**** EXERCISE MATERIAL

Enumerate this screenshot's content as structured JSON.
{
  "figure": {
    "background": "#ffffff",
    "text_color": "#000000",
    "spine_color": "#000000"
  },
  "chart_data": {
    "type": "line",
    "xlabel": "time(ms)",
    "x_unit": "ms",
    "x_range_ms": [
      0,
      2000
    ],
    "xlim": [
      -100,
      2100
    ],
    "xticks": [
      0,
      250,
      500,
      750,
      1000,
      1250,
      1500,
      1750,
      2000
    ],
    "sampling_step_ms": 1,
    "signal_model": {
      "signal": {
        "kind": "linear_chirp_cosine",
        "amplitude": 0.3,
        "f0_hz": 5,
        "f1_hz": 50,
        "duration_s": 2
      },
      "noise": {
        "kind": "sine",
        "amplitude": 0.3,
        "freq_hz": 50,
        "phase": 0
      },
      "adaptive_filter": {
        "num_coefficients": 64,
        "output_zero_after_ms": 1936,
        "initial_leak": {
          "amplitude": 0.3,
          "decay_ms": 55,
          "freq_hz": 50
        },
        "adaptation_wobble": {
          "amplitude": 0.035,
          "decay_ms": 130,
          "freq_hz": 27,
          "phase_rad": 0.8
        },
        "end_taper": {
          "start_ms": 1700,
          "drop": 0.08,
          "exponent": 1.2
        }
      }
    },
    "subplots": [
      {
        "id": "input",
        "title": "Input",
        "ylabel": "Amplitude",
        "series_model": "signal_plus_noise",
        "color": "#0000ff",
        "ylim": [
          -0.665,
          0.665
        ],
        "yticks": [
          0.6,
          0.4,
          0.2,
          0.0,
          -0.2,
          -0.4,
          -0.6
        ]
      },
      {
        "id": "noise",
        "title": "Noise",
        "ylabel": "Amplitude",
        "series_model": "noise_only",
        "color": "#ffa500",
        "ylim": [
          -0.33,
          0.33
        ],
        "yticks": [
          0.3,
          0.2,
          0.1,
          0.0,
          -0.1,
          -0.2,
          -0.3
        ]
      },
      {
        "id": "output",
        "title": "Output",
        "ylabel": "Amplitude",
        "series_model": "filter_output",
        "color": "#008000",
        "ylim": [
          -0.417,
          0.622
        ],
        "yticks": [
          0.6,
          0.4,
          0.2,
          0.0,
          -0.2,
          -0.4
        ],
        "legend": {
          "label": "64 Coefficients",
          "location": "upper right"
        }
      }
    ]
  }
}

********

## TASK STATEMENT
Every line above should be written out again exactly as it stands.

## RIGHT ANSWER
Enumerate this screenshot's content as structured JSON.
{
  "figure": {
    "background": "#ffffff",
    "text_color": "#000000",
    "spine_color": "#000000"
  },
  "chart_data": {
    "type": "line",
    "xlabel": "time(ms)",
    "x_unit": "ms",
    "x_range_ms": [
      0,
      2000
    ],
    "xlim": [
      -100,
      2100
    ],
    "xticks": [
      0,
      250,
      500,
      750,
      1000,
      1250,
      1500,
      1750,
      2000
    ],
    "sampling_step_ms": 1,
    "signal_model": {
      "signal": {
        "kind": "linear_chirp_cosine",
        "amplitude": 0.3,
        "f0_hz": 5,
        "f1_hz": 50,
        "duration_s": 2
      },
      "noise": {
        "kind": "sine",
        "amplitude": 0.3,
        "freq_hz": 50,
        "phase": 0
      },
      "adaptive_filter": {
        "num_coefficients": 64,
        "output_zero_after_ms": 1936,
        "initial_leak": {
          "amplitude": 0.3,
          "decay_ms": 55,
          "freq_hz": 50
        },
        "adaptation_wobble": {
          "amplitude": 0.035,
          "decay_ms": 130,
          "freq_hz": 27,
          "phase_rad": 0.8
        },
        "end_taper": {
          "start_ms": 1700,
          "drop": 0.08,
          "exponent": 1.2
        }
      }
    },
    "subplots": [
      {
        "id": "input",
        "title": "Input",
        "ylabel": "Amplitude",
        "series_model": "signal_plus_noise",
        "color": "#0000ff",
        "ylim": [
          -0.665,
          0.665
        ],
        "yticks": [
          0.6,
          0.4,
          0.2,
          0.0,
          -0.2,
          -0.4,
          -0.6
        ]
      },
      {
        "id": "noise",
        "title": "Noise",
        "ylabel": "Amplitude",
        "series_model": "noise_only",
        "color": "#ffa500",
        "ylim": [
          -0.33,
          0.33
        ],
        "yticks": [
          0.3,
          0.2,
          0.1,
          0.0,
          -0.1,
          -0.2,
          -0.3
        ]
      },
      {
        "id": "output",
        "title": "Output",
        "ylabel": "Amplitude",
        "series_model": "filter_output",
        "color": "#008000",
        "ylim": [
          -0.417,
          0.622
        ],
        "yticks": [
          0.6,
          0.4,
          0.2,
          0.0,
          -0.2,
          -0.4
        ],
        "legend": {
          "label": "64 Coefficients",
          "location": "upper right"
        }
      }
    ]
  }
}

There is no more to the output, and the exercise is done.